Exercise task: Copy the material below word for word, from its very first line down to and including the line with "richness-patch-australia [2133, 321, 2242, 384]", and stop there.
** Start of Data lines **
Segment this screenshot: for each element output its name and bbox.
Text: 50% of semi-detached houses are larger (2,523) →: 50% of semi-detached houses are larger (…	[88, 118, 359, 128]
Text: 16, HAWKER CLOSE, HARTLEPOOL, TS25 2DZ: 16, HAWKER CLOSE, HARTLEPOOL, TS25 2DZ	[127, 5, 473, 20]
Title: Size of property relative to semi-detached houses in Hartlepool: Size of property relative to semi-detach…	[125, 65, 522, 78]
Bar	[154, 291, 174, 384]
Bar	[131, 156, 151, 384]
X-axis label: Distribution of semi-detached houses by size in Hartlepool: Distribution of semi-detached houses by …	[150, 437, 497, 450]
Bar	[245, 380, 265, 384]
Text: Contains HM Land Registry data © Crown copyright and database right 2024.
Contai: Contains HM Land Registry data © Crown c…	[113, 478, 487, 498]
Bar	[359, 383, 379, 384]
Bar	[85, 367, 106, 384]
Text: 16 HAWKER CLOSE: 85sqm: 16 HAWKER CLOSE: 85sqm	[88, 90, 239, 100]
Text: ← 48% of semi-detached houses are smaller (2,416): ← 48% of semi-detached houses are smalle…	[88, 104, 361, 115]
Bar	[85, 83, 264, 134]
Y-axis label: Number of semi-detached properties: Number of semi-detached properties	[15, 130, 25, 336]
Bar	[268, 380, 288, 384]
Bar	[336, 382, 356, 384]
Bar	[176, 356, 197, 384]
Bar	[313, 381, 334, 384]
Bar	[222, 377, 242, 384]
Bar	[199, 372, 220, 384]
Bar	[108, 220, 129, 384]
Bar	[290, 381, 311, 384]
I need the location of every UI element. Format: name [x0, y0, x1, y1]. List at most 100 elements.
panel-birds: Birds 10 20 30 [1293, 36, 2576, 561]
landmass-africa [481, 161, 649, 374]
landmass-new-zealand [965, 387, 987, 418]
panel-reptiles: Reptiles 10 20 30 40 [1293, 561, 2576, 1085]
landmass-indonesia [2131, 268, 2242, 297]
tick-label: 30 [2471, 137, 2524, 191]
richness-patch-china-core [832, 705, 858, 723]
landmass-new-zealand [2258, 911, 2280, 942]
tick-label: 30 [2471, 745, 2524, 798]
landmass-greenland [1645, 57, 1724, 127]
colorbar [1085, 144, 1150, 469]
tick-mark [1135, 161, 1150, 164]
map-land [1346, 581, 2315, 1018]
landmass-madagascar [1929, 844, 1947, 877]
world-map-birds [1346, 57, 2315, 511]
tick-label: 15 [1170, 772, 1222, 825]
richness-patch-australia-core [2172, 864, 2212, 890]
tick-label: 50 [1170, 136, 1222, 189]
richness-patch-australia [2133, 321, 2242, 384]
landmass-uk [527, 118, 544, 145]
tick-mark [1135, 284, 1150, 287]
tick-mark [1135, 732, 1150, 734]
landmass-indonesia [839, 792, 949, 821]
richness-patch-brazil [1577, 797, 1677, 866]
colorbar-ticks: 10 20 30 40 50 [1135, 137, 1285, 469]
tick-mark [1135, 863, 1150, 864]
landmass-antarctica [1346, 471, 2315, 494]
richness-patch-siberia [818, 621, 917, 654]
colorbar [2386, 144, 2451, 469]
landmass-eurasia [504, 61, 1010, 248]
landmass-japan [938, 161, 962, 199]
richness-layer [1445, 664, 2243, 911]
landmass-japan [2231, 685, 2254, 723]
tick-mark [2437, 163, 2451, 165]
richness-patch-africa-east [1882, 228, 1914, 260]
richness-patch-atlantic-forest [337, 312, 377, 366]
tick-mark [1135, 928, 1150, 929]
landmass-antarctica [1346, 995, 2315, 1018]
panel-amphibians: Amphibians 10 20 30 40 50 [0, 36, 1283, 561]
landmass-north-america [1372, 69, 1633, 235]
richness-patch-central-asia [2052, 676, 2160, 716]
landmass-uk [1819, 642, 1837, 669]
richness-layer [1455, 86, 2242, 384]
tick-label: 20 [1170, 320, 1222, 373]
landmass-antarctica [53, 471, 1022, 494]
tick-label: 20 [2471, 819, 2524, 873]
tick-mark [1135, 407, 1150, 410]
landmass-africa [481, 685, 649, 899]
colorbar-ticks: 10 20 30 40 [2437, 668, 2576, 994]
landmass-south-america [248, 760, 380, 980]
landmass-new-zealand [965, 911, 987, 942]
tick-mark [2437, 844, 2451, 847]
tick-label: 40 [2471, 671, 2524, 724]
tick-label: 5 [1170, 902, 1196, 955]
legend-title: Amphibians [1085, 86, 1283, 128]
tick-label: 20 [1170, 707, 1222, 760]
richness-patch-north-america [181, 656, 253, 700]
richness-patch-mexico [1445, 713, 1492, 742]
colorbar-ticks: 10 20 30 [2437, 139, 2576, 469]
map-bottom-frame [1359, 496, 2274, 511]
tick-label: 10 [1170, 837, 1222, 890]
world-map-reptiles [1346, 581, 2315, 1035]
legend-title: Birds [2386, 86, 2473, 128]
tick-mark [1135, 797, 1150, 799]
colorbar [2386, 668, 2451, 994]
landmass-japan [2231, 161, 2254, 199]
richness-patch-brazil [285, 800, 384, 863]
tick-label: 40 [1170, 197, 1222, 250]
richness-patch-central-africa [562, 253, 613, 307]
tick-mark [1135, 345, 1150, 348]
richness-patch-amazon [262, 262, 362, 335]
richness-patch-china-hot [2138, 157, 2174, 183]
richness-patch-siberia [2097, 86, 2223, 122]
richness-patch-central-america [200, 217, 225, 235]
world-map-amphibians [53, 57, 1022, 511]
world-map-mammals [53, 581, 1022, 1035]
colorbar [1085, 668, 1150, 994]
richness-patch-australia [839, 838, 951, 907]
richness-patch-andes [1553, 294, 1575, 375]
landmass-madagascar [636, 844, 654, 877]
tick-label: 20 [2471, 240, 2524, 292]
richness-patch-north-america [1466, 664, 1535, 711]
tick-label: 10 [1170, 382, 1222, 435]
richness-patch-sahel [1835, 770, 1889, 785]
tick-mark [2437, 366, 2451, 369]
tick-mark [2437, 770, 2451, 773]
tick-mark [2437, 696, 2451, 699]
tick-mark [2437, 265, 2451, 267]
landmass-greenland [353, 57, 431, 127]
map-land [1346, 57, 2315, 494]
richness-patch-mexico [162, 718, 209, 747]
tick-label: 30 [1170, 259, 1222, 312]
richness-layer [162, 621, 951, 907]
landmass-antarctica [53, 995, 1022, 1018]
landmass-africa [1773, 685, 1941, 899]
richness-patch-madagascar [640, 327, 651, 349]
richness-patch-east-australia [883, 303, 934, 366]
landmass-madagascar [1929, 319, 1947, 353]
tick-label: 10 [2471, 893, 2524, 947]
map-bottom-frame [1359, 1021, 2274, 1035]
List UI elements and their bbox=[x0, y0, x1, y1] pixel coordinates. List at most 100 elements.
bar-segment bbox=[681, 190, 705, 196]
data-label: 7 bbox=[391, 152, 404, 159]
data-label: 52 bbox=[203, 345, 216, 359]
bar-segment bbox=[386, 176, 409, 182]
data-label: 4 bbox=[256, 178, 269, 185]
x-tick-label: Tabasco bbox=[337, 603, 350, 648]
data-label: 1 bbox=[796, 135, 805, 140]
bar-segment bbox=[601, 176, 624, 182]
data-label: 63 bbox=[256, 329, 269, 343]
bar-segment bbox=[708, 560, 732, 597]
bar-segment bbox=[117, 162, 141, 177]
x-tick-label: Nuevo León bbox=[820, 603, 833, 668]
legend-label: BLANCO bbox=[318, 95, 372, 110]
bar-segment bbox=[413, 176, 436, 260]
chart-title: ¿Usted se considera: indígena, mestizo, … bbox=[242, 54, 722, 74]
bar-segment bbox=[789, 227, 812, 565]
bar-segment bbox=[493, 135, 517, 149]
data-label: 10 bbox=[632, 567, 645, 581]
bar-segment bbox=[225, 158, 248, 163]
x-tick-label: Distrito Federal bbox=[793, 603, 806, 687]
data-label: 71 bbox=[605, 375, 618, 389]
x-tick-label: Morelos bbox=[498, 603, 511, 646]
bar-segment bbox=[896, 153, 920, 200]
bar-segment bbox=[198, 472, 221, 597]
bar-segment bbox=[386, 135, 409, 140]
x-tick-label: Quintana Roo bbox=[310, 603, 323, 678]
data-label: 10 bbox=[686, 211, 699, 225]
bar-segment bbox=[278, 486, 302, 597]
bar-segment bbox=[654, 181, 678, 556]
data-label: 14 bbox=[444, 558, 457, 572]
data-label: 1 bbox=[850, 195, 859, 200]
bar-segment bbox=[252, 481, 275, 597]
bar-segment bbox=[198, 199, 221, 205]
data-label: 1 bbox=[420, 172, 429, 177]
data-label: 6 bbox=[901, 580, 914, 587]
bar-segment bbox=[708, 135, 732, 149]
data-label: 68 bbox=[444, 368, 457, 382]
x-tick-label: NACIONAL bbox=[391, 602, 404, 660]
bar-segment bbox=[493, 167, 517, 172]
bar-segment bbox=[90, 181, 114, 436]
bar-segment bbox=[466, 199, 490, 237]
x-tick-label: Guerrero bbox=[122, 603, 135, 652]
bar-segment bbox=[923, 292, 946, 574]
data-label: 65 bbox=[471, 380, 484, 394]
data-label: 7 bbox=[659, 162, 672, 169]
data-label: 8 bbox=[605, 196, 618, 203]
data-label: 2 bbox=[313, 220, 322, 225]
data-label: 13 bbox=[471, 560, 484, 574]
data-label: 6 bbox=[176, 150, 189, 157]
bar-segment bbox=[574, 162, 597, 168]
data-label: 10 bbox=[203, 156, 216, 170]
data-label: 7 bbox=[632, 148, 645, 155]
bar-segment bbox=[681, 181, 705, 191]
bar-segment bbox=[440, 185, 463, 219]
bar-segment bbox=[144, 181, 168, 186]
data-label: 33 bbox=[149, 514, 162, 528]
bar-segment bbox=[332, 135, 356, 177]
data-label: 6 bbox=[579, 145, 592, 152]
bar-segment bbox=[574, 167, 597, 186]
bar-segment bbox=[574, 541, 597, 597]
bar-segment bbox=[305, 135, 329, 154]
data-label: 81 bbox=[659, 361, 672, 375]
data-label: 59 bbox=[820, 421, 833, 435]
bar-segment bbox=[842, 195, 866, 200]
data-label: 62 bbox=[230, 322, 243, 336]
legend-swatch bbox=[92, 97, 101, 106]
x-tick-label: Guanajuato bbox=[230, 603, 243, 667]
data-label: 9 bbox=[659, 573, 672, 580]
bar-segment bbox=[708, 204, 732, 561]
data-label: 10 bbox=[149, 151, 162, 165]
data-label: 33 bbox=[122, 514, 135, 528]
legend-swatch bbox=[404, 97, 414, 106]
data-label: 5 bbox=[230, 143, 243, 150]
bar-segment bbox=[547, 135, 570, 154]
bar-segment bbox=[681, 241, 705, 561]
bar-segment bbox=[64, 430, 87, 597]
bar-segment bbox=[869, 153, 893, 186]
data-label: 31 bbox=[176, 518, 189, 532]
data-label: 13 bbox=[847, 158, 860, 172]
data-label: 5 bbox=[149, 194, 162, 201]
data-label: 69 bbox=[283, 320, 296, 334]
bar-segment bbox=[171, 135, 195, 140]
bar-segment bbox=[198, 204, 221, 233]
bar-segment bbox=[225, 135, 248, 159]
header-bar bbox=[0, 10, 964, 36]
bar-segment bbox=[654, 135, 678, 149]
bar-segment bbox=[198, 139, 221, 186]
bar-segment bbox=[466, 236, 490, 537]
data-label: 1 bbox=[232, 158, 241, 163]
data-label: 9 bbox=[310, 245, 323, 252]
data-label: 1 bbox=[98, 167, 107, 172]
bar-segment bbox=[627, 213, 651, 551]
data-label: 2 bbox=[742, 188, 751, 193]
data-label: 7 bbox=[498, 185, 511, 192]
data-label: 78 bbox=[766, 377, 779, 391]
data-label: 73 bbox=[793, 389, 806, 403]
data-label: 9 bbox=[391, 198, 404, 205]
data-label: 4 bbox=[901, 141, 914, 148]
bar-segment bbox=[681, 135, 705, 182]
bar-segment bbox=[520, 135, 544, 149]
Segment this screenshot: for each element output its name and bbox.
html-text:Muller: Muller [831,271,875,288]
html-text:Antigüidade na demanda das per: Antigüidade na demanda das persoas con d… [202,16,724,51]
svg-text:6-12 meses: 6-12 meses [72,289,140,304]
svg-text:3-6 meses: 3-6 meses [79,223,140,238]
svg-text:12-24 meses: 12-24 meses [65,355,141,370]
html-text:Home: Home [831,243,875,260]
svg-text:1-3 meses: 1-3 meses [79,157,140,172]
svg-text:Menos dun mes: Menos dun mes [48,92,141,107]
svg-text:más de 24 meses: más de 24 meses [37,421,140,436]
** End of Data lines **
Response:
Segment this screenshot: for each element output its name and bbox.
Text: 50% of semi-detached houses are larger (2,523) →: 50% of semi-detached houses are larger (…	[88, 118, 359, 128]
Text: 16, HAWKER CLOSE, HARTLEPOOL, TS25 2DZ: 16, HAWKER CLOSE, HARTLEPOOL, TS25 2DZ	[127, 5, 473, 20]
Title: Size of property relative to semi-detached houses in Hartlepool: Size of property relative to semi-detach…	[125, 65, 522, 78]
Bar	[154, 291, 174, 384]
Bar	[131, 156, 151, 384]
X-axis label: Distribution of semi-detached houses by size in Hartlepool: Distribution of semi-detached houses by …	[150, 437, 497, 450]
Bar	[245, 380, 265, 384]
Text: Contains HM Land Registry data © Crown copyright and database right 2024.
Contai: Contains HM Land Registry data © Crown c…	[113, 478, 487, 498]
Bar	[359, 383, 379, 384]
Bar	[85, 367, 106, 384]
Text: 16 HAWKER CLOSE: 85sqm: 16 HAWKER CLOSE: 85sqm	[88, 90, 239, 100]
Text: ← 48% of semi-detached houses are smaller (2,416): ← 48% of semi-detached houses are smalle…	[88, 104, 361, 115]
Bar	[85, 83, 264, 134]
Y-axis label: Number of semi-detached properties: Number of semi-detached properties	[15, 130, 25, 336]
Bar	[268, 380, 288, 384]
Bar	[336, 382, 356, 384]
Bar	[176, 356, 197, 384]
Bar	[313, 381, 334, 384]
Bar	[222, 377, 242, 384]
Bar	[199, 372, 220, 384]
Bar	[108, 220, 129, 384]
Bar	[290, 381, 311, 384]
I need the location of every UI element. Format: name [x0, y0, x1, y1]. List at most 100 elements.
panel-birds: Birds 10 20 30 [1293, 36, 2576, 561]
landmass-africa [481, 161, 649, 374]
landmass-new-zealand [965, 387, 987, 418]
panel-reptiles: Reptiles 10 20 30 40 [1293, 561, 2576, 1085]
landmass-indonesia [2131, 268, 2242, 297]
tick-label: 30 [2471, 137, 2524, 191]
richness-patch-china-core [832, 705, 858, 723]
landmass-new-zealand [2258, 911, 2280, 942]
tick-label: 30 [2471, 745, 2524, 798]
landmass-greenland [1645, 57, 1724, 127]
colorbar [1085, 144, 1150, 469]
tick-mark [1135, 161, 1150, 164]
map-land [1346, 581, 2315, 1018]
landmass-madagascar [1929, 844, 1947, 877]
world-map-birds [1346, 57, 2315, 511]
tick-label: 15 [1170, 772, 1222, 825]
richness-patch-australia-core [2172, 864, 2212, 890]
tick-label: 50 [1170, 136, 1222, 189]
richness-patch-australia [2133, 321, 2242, 384]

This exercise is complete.